● **Short exercise**: Determine the count of lines holding the string "probability". Return only the number.

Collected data
== == ==
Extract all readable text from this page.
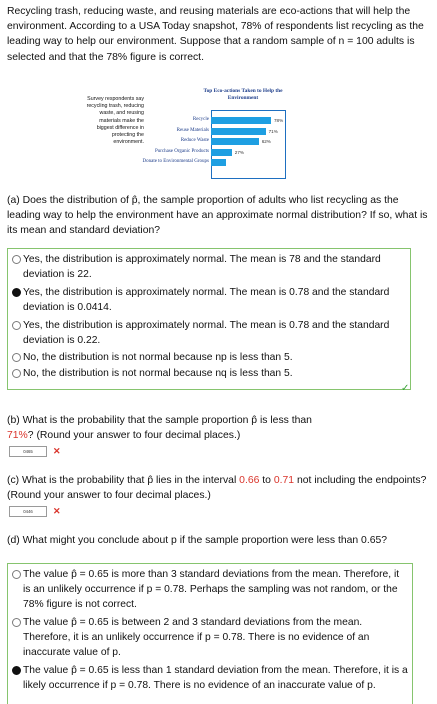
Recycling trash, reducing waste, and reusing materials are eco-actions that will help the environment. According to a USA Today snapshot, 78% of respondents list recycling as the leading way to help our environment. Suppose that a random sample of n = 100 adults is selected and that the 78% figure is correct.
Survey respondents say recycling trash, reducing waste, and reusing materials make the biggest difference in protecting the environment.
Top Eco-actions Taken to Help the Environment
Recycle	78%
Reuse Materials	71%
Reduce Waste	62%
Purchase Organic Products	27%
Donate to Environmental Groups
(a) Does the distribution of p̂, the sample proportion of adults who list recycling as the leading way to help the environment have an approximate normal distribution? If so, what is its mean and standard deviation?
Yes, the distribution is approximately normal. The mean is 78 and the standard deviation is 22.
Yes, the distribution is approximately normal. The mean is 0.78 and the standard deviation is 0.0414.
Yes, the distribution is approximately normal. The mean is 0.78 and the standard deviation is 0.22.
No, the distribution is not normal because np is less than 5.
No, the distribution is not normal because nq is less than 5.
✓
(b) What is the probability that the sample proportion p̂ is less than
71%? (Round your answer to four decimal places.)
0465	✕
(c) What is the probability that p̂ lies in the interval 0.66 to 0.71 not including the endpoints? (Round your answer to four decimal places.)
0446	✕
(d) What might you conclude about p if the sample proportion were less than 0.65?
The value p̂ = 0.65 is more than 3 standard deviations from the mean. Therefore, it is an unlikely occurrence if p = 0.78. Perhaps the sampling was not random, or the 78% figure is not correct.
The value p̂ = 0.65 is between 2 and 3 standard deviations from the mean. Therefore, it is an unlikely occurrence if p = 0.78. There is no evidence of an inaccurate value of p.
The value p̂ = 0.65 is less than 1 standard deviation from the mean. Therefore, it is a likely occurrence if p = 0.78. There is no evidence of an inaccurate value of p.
== == ==
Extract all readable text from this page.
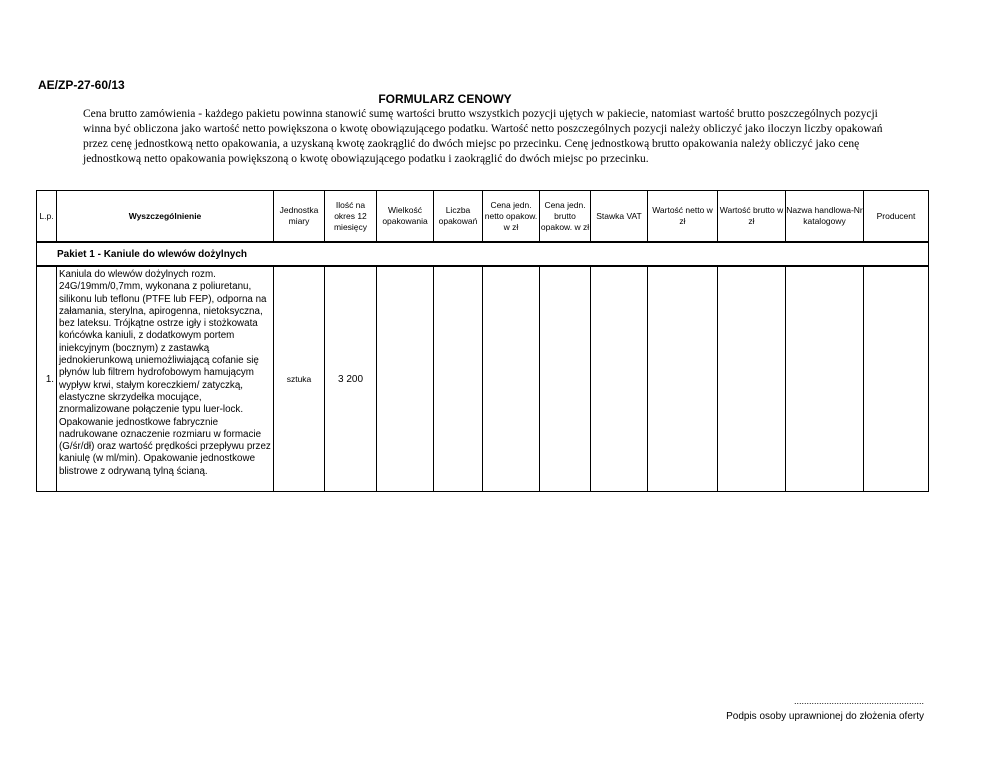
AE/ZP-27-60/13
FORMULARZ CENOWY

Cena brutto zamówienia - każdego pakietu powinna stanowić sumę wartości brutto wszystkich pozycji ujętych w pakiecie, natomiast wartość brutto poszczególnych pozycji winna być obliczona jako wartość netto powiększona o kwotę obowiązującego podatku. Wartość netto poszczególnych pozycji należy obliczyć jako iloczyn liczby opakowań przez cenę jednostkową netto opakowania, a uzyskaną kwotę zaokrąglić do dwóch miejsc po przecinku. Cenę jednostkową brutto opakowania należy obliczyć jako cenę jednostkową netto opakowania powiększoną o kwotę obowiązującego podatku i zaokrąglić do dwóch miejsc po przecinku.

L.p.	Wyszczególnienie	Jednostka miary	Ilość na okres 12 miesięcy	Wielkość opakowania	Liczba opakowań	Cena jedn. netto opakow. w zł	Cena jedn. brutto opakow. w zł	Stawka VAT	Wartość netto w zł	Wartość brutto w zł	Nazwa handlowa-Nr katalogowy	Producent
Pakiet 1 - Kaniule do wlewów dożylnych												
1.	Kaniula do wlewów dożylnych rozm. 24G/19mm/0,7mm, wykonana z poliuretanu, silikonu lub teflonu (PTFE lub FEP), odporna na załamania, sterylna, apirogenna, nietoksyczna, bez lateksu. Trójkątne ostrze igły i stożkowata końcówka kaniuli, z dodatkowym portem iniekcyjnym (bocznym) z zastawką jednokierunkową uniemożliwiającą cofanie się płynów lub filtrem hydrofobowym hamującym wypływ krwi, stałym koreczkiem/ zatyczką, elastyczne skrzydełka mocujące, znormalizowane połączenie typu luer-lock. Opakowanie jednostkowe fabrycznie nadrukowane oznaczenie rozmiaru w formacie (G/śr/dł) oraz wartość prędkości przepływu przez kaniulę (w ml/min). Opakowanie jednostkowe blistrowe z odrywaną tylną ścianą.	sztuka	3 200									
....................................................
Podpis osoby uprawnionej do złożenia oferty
== == ==
● **Expected answer**: 2